▶ DATA SHOWN:
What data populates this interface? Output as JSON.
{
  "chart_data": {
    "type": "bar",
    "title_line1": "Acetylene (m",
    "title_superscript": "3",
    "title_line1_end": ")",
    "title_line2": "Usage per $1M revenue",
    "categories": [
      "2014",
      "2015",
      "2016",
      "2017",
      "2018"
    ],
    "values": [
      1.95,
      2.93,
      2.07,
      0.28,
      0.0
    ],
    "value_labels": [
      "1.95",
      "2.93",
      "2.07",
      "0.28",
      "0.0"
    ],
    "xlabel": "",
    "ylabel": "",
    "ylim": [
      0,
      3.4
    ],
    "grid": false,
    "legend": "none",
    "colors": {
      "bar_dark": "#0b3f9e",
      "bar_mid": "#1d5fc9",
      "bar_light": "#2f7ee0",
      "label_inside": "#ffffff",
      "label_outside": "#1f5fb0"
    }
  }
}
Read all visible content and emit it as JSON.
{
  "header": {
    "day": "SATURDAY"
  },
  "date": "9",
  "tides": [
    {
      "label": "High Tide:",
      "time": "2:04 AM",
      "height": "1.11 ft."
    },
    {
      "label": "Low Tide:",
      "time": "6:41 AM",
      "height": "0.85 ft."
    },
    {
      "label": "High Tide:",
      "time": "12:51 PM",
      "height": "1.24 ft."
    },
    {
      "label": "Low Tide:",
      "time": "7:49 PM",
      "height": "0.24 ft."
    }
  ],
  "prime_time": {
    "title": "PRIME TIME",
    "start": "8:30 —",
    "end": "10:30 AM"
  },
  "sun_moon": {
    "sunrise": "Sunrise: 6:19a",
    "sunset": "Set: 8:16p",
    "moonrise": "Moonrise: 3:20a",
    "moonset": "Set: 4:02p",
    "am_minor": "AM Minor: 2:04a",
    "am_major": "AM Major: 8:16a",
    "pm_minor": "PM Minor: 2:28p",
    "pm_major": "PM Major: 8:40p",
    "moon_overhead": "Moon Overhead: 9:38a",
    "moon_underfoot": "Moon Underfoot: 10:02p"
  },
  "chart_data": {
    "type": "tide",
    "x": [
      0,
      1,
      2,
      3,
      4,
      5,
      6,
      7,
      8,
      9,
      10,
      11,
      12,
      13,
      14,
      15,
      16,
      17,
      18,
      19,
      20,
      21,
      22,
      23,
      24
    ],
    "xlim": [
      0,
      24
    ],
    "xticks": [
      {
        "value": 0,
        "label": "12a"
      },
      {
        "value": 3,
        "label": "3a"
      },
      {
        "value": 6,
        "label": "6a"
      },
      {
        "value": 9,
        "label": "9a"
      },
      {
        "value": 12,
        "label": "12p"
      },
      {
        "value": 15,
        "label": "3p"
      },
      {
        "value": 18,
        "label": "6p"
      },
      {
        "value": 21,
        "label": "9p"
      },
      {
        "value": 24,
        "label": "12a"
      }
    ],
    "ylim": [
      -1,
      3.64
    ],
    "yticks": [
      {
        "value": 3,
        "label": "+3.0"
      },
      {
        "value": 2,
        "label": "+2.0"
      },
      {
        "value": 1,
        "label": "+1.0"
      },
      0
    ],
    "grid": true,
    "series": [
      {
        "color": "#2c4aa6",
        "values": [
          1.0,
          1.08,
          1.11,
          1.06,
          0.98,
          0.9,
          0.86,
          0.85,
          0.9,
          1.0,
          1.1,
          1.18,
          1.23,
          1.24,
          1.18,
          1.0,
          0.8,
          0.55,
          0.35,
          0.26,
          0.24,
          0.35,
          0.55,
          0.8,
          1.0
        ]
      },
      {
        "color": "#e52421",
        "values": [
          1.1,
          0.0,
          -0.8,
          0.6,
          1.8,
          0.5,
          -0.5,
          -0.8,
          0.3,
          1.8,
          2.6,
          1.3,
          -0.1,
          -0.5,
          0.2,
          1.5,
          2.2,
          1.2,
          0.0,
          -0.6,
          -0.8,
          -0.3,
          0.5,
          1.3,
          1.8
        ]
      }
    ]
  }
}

▶ CHALLENGE:
Pull every line holding "height" out of the records.

▶ TASK RESPONSE:
      "height": "1.11 ft."
      "height": "0.85 ft."
      "height": "1.24 ft."
      "height": "0.24 ft."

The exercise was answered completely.